──────── INPUT

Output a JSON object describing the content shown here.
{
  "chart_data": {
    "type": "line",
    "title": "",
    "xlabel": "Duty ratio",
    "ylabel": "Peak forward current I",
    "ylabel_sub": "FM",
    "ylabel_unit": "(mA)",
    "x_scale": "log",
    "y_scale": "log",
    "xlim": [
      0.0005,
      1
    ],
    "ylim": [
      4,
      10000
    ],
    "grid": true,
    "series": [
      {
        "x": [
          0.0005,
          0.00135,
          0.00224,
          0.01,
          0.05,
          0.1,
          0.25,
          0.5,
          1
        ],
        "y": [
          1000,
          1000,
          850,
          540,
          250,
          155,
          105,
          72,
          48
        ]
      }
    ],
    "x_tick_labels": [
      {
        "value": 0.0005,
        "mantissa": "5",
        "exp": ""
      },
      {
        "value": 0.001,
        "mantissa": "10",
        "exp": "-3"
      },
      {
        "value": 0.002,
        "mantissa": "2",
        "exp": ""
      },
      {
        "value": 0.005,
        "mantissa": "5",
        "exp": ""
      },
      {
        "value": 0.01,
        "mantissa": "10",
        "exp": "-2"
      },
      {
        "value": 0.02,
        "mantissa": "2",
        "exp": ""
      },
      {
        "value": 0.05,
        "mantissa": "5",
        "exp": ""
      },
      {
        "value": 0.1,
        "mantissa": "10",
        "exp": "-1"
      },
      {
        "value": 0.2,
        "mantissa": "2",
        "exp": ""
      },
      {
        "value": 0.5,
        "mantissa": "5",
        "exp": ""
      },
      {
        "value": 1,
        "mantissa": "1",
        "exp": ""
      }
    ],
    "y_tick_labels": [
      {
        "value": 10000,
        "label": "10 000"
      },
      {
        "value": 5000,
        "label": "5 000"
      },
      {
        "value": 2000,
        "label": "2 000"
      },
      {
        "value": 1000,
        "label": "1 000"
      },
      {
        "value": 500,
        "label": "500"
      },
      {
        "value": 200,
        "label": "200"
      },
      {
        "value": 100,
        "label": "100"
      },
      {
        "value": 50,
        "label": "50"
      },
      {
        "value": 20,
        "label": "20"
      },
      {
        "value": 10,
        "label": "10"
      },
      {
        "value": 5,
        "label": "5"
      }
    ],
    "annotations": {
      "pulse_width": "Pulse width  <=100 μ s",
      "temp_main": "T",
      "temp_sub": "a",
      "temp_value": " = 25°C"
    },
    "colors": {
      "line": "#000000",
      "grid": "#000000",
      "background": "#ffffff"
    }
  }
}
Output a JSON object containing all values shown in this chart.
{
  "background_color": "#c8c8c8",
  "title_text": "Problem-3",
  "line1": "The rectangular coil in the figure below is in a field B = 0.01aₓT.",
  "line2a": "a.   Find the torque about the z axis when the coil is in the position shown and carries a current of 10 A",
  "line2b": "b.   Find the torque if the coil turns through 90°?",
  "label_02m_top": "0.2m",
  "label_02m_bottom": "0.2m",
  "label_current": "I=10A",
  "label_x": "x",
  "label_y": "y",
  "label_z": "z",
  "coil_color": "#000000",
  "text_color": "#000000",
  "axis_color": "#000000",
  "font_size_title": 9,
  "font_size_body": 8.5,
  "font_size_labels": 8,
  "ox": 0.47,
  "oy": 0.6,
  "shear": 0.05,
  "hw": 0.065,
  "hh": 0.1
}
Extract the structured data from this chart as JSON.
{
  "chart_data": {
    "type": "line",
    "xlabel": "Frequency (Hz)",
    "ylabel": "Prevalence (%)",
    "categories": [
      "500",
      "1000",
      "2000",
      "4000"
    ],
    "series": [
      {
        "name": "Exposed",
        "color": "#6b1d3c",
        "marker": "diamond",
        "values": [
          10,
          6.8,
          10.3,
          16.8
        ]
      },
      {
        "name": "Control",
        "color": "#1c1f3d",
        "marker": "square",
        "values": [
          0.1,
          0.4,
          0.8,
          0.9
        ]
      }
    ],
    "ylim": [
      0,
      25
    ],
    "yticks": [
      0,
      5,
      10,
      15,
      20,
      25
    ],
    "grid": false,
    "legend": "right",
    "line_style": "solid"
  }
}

────────────────

**TO DO**: Restate the whole of the material exactly.

**EXERCISE OUTPUT**:
Output a JSON object describing the content shown here.
{
  "chart_data": {
    "type": "line",
    "title": "",
    "xlabel": "Duty ratio",
    "ylabel": "Peak forward current I",
    "ylabel_sub": "FM",
    "ylabel_unit": "(mA)",
    "x_scale": "log",
    "y_scale": "log",
    "xlim": [
      0.0005,
      1
    ],
    "ylim": [
      4,
      10000
    ],
    "grid": true,
    "series": [
      {
        "x": [
          0.0005,
          0.00135,
          0.00224,
          0.01,
          0.05,
          0.1,
          0.25,
          0.5,
          1
        ],
        "y": [
          1000,
          1000,
          850,
          540,
          250,
          155,
          105,
          72,
          48
        ]
      }
    ],
    "x_tick_labels": [
      {
        "value": 0.0005,
        "mantissa": "5",
        "exp": ""
      },
      {
        "value": 0.001,
        "mantissa": "10",
        "exp": "-3"
      },
      {
        "value": 0.002,
        "mantissa": "2",
        "exp": ""
      },
      {
        "value": 0.005,
        "mantissa": "5",
        "exp": ""
      },
      {
        "value": 0.01,
        "mantissa": "10",
        "exp": "-2"
      },
      {
        "value": 0.02,
        "mantissa": "2",
        "exp": ""
      },
      {
        "value": 0.05,
        "mantissa": "5",
        "exp": ""
      },
      {
        "value": 0.1,
        "mantissa": "10",
        "exp": "-1"
      },
      {
        "value": 0.2,
        "mantissa": "2",
        "exp": ""
      },
      {
        "value": 0.5,
        "mantissa": "5",
        "exp": ""
      },
      {
        "value": 1,
        "mantissa": "1",
        "exp": ""
      }
    ],
    "y_tick_labels": [
      {
        "value": 10000,
        "label": "10 000"
      },
      {
        "value": 5000,
        "label": "5 000"
      },
      {
        "value": 2000,
        "label": "2 000"
      },
      {
        "value": 1000,
        "label": "1 000"
      },
      {
        "value": 500,
        "label": "500"
      },
      {
        "value": 200,
        "label": "200"
      },
      {
        "value": 100,
        "label": "100"
      },
      {
        "value": 50,
        "label": "50"
      },
      {
        "value": 20,
        "label": "20"
      },
      {
        "value": 10,
        "label": "10"
      },
      {
        "value": 5,
        "label": "5"
      }
    ],
    "annotations": {
      "pulse_width": "Pulse width  <=100 μ s",
      "temp_main": "T",
      "temp_sub": "a",
      "temp_value": " = 25°C"
    },
    "colors": {
      "line": "#000000",
      "grid": "#000000",
      "background": "#ffffff"
    }
  }
}
Output a JSON object containing all values shown in this chart.
{
  "background_color": "#c8c8c8",
  "title_text": "Problem-3",
  "line1": "The rectangular coil in the figure below is in a field B = 0.01aₓT.",
  "line2a": "a.   Find the torque about the z axis when the coil is in the position shown and carries a current of 10 A",
  "line2b": "b.   Find the torque if the coil turns through 90°?",
  "label_02m_top": "0.2m",
  "label_02m_bottom": "0.2m",
  "label_current": "I=10A",
  "label_x": "x",
  "label_y": "y",
  "label_z": "z",
  "coil_color": "#000000",
  "text_color": "#000000",
  "axis_color": "#000000",
  "font_size_title": 9,
  "font_size_body": 8.5,
  "font_size_labels": 8,
  "ox": 0.47,
  "oy": 0.6,
  "shear": 0.05,
  "hw": 0.065,
  "hh": 0.1
}
Extract the structured data from this chart as JSON.
{
  "chart_data": {
    "type": "line",
    "xlabel": "Frequency (Hz)",
    "ylabel": "Prevalence (%)",
    "categories": [
      "500",
      "1000",
      "2000",
      "4000"
    ],
    "series": [
      {
        "name": "Exposed",
        "color": "#6b1d3c",
        "marker": "diamond",
        "values": [
          10,
          6.8,
          10.3,
          16.8
        ]
      },
      {
        "name": "Control",
        "color": "#1c1f3d",
        "marker": "square",
        "values": [
          0.1,
          0.4,
          0.8,
          0.9
        ]
      }
    ],
    "ylim": [
      0,
      25
    ],
    "yticks": [
      0,
      5,
      10,
      15,
      20,
      25
    ],
    "grid": false,
    "legend": "right",
    "line_style": "solid"
  }
}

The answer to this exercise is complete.